## Instruction
Transcribe every entry word for word, leaving out all images.

[start]

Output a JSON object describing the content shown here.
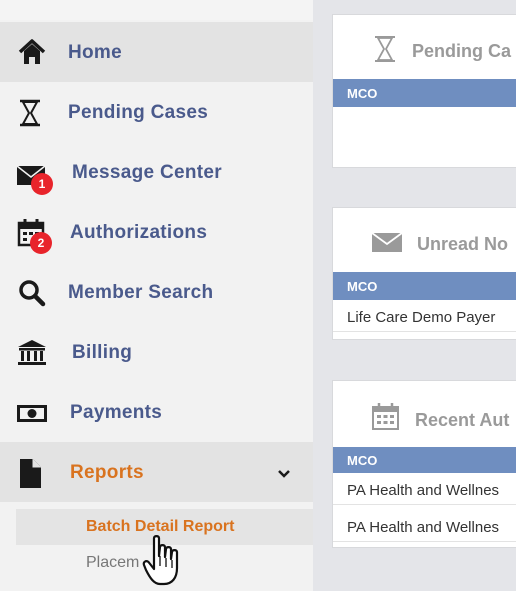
{
  "sidebar": {
    "items": [
      {
        "label": "Home"
      },
      {
        "label": "Pending Cases"
      },
      {
        "label": "Message Center",
        "badge": "1"
      },
      {
        "label": "Authorizations",
        "badge": "2"
      },
      {
        "label": "Member Search"
      },
      {
        "label": "Billing"
      },
      {
        "label": "Payments"
      },
      {
        "label": "Reports"
      }
    ],
    "reports_submenu": [
      {
        "label": "Batch Detail Report"
      },
      {
        "label": "Placem"
      }
    ]
  },
  "cards": {
    "pending": {
      "title": "Pending Ca",
      "column": "MCO"
    },
    "unread": {
      "title": "Unread No",
      "column": "MCO",
      "rows": [
        "Life Care Demo Payer"
      ]
    },
    "recent": {
      "title": "Recent Aut",
      "column": "MCO",
      "rows": [
        "PA Health and Wellnes",
        "PA Health and Wellnes"
      ]
    }
  },
  "colors": {
    "nav_text": "#4a5a8c",
    "active_orange": "#d9731f",
    "table_header": "#6f8ec0",
    "badge_red": "#e8242b"
  }
}
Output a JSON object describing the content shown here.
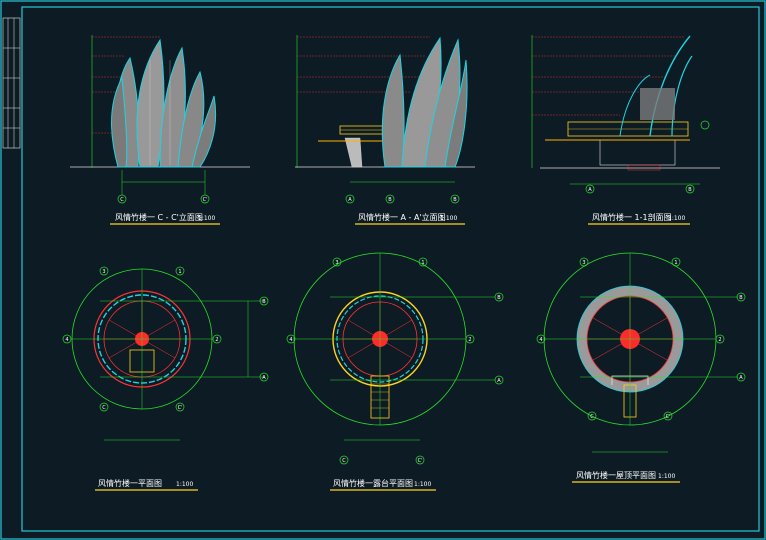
{
  "titles": {
    "elev_c": "风情竹楼一 C - C'立面图",
    "elev_a": "风情竹楼一 A - A'立面图",
    "section": "风情竹楼一 1-1剖面图",
    "plan": "风情竹楼一平面图",
    "platform": "风情竹楼一露台平面图",
    "roof": "风情竹楼一屋顶平面图"
  },
  "scales": {
    "s100": "1:100"
  },
  "axes": {
    "a": "A",
    "b": "B",
    "c": "C",
    "c2": "C'",
    "one": "1",
    "two": "2",
    "three": "3",
    "four": "4"
  },
  "colors": {
    "background": "#0d1b24",
    "frame": "#28c8d8",
    "bamboo": "#1fd3e0",
    "axis_green": "#29e02b",
    "red": "#ff2a2a",
    "yellow": "#ffd21e",
    "grey": "#9a9a9a"
  }
}
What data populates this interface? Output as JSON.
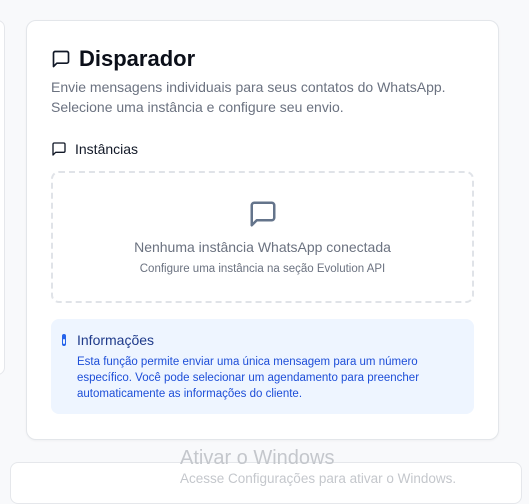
{
  "card": {
    "title": "Disparador",
    "title_icon": "message-square-icon",
    "description": "Envie mensagens individuais para seus contatos do WhatsApp. Selecione uma instância e configure seu envio."
  },
  "instances": {
    "label": "Instâncias",
    "icon": "message-square-icon",
    "empty_title": "Nenhuma instância WhatsApp conectada",
    "empty_subtitle": "Configure uma instância na seção Evolution API"
  },
  "info": {
    "icon": "info-icon",
    "title": "Informações",
    "text": "Esta função permite enviar uma única mensagem para um número específico. Você pode selecionar um agendamento para preencher automaticamente as informações do cliente."
  },
  "watermark": {
    "title": "Ativar o Windows",
    "subtitle": "Acesse Configurações para ativar o Windows."
  },
  "colors": {
    "accent": "#2563eb",
    "info_bg": "#eef5ff",
    "muted_text": "#6b7280"
  }
}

[end]

## Expected answer
Output a JSON object describing the content shown here.
{
  "sidebar": {
    "items": [
      {
        "label": "Home"
      },
      {
        "label": "Pending Cases"
      },
      {
        "label": "Message Center",
        "badge": "1"
      },
      {
        "label": "Authorizations",
        "badge": "2"
      },
      {
        "label": "Member Search"
      },
      {
        "label": "Billing"
      },
      {
        "label": "Payments"
      },
      {
        "label": "Reports"
      }
    ],
    "reports_submenu": [
      {
        "label": "Batch Detail Report"
      },
      {
        "label": "Placem"
      }
    ]
  },
  "cards": {
    "pending": {
      "title": "Pending Ca",
      "column": "MCO"
    },
    "unread": {
      "title": "Unread No",
      "column": "MCO",
      "rows": [
        "Life Care Demo Payer"
      ]
    },
    "recent": {
      "title": "Recent Aut",
      "column": "MCO",
      "rows": [
        "PA Health and Wellnes",
        "PA Health and Wellnes"
      ]
    }
  },
  "colors": {
    "nav_text": "#4a5a8c",
    "active_orange": "#d9731f",
    "table_header": "#6f8ec0",
    "badge_red": "#e8242b"
  }
}
Output a JSON object describing the content shown here.
{
  "titles": {
    "elev_c": "风情竹楼一 C - C'立面图",
    "elev_a": "风情竹楼一 A - A'立面图",
    "section": "风情竹楼一 1-1剖面图",
    "plan": "风情竹楼一平面图",
    "platform": "风情竹楼一露台平面图",
    "roof": "风情竹楼一屋顶平面图"
  },
  "scales": {
    "s100": "1:100"
  },
  "axes": {
    "a": "A",
    "b": "B",
    "c": "C",
    "c2": "C'",
    "one": "1",
    "two": "2",
    "three": "3",
    "four": "4"
  },
  "colors": {
    "background": "#0d1b24",
    "frame": "#28c8d8",
    "bamboo": "#1fd3e0",
    "axis_green": "#29e02b",
    "red": "#ff2a2a",
    "yellow": "#ffd21e",
    "grey": "#9a9a9a"
  }
}
What data populates this interface? Output as JSON.
{
  "card": {
    "title": "Disparador",
    "title_icon": "message-square-icon",
    "description": "Envie mensagens individuais para seus contatos do WhatsApp. Selecione uma instância e configure seu envio."
  },
  "instances": {
    "label": "Instâncias",
    "icon": "message-square-icon",
    "empty_title": "Nenhuma instância WhatsApp conectada",
    "empty_subtitle": "Configure uma instância na seção Evolution API"
  },
  "info": {
    "icon": "info-icon",
    "title": "Informações",
    "text": "Esta função permite enviar uma única mensagem para um número específico. Você pode selecionar um agendamento para preencher automaticamente as informações do cliente."
  },
  "watermark": {
    "title": "Ativar o Windows",
    "subtitle": "Acesse Configurações para ativar o Windows."
  },
  "colors": {
    "accent": "#2563eb",
    "info_bg": "#eef5ff",
    "muted_text": "#6b7280"
  }
}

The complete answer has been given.